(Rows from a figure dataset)
○ ○ ○ ○ ○ ○ ○

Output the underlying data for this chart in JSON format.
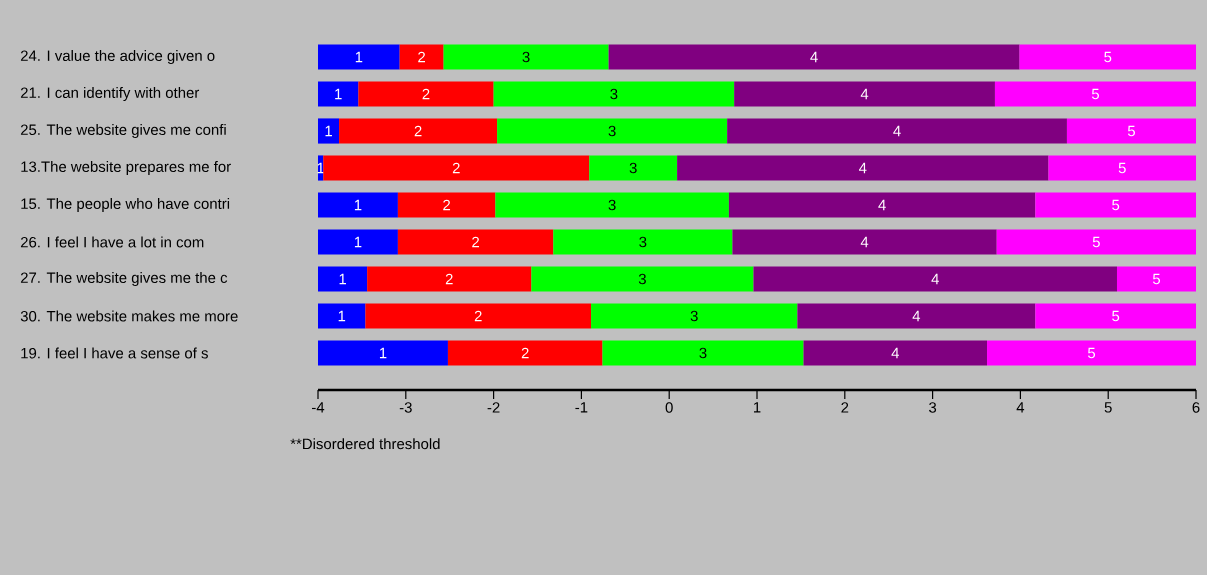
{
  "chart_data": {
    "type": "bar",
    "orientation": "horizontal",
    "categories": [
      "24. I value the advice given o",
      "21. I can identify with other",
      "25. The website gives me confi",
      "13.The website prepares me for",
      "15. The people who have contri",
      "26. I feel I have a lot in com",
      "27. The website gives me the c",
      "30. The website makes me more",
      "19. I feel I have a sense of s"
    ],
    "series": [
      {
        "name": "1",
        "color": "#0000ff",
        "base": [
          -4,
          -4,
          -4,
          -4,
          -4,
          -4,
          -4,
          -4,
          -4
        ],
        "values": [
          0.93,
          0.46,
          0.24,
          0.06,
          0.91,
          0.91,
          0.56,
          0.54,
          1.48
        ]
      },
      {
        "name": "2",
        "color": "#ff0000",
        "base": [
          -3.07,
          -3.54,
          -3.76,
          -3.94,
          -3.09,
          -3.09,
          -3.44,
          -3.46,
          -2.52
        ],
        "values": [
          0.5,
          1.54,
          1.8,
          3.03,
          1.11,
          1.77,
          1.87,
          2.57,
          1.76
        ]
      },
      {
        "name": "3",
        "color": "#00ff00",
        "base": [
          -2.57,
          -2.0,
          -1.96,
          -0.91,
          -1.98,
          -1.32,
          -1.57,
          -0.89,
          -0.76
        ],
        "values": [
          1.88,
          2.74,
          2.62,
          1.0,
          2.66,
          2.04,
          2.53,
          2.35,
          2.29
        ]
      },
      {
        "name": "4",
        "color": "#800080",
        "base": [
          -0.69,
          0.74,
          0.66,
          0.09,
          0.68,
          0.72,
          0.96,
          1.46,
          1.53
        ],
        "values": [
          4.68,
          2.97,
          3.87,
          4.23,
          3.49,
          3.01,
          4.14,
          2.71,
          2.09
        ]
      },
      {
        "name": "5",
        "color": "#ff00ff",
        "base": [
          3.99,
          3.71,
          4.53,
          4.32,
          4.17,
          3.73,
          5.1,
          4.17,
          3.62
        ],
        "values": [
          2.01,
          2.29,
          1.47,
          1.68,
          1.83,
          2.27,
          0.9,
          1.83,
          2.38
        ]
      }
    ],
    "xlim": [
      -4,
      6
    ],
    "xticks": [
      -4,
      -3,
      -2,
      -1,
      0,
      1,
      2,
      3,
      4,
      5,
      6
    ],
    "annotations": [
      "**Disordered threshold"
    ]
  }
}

○ ○ ○ ○ ○ ○ ○

* [The request] The records shown above are to be repeated exactly, with the pictures left out.

* [Finished task]
Output the underlying data for this chart in JSON format.
{
  "chart_data": {
    "type": "bar",
    "orientation": "horizontal",
    "categories": [
      "24. I value the advice given o",
      "21. I can identify with other",
      "25. The website gives me confi",
      "13.The website prepares me for",
      "15. The people who have contri",
      "26. I feel I have a lot in com",
      "27. The website gives me the c",
      "30. The website makes me more",
      "19. I feel I have a sense of s"
    ],
    "series": [
      {
        "name": "1",
        "color": "#0000ff",
        "base": [
          -4,
          -4,
          -4,
          -4,
          -4,
          -4,
          -4,
          -4,
          -4
        ],
        "values": [
          0.93,
          0.46,
          0.24,
          0.06,
          0.91,
          0.91,
          0.56,
          0.54,
          1.48
        ]
      },
      {
        "name": "2",
        "color": "#ff0000",
        "base": [
          -3.07,
          -3.54,
          -3.76,
          -3.94,
          -3.09,
          -3.09,
          -3.44,
          -3.46,
          -2.52
        ],
        "values": [
          0.5,
          1.54,
          1.8,
          3.03,
          1.11,
          1.77,
          1.87,
          2.57,
          1.76
        ]
      },
      {
        "name": "3",
        "color": "#00ff00",
        "base": [
          -2.57,
          -2.0,
          -1.96,
          -0.91,
          -1.98,
          -1.32,
          -1.57,
          -0.89,
          -0.76
        ],
        "values": [
          1.88,
          2.74,
          2.62,
          1.0,
          2.66,
          2.04,
          2.53,
          2.35,
          2.29
        ]
      },
      {
        "name": "4",
        "color": "#800080",
        "base": [
          -0.69,
          0.74,
          0.66,
          0.09,
          0.68,
          0.72,
          0.96,
          1.46,
          1.53
        ],
        "values": [
          4.68,
          2.97,
          3.87,
          4.23,
          3.49,
          3.01,
          4.14,
          2.71,
          2.09
        ]
      },
      {
        "name": "5",
        "color": "#ff00ff",
        "base": [
          3.99,
          3.71,
          4.53,
          4.32,
          4.17,
          3.73,
          5.1,
          4.17,
          3.62
        ],
        "values": [
          2.01,
          2.29,
          1.47,
          1.68,
          1.83,
          2.27,
          0.9,
          1.83,
          2.38
        ]
      }
    ],
    "xlim": [
      -4,
      6
    ],
    "xticks": [
      -4,
      -3,
      -2,
      -1,
      0,
      1,
      2,
      3,
      4,
      5,
      6
    ],
    "annotations": [
      "**Disordered threshold"
    ]
  }
}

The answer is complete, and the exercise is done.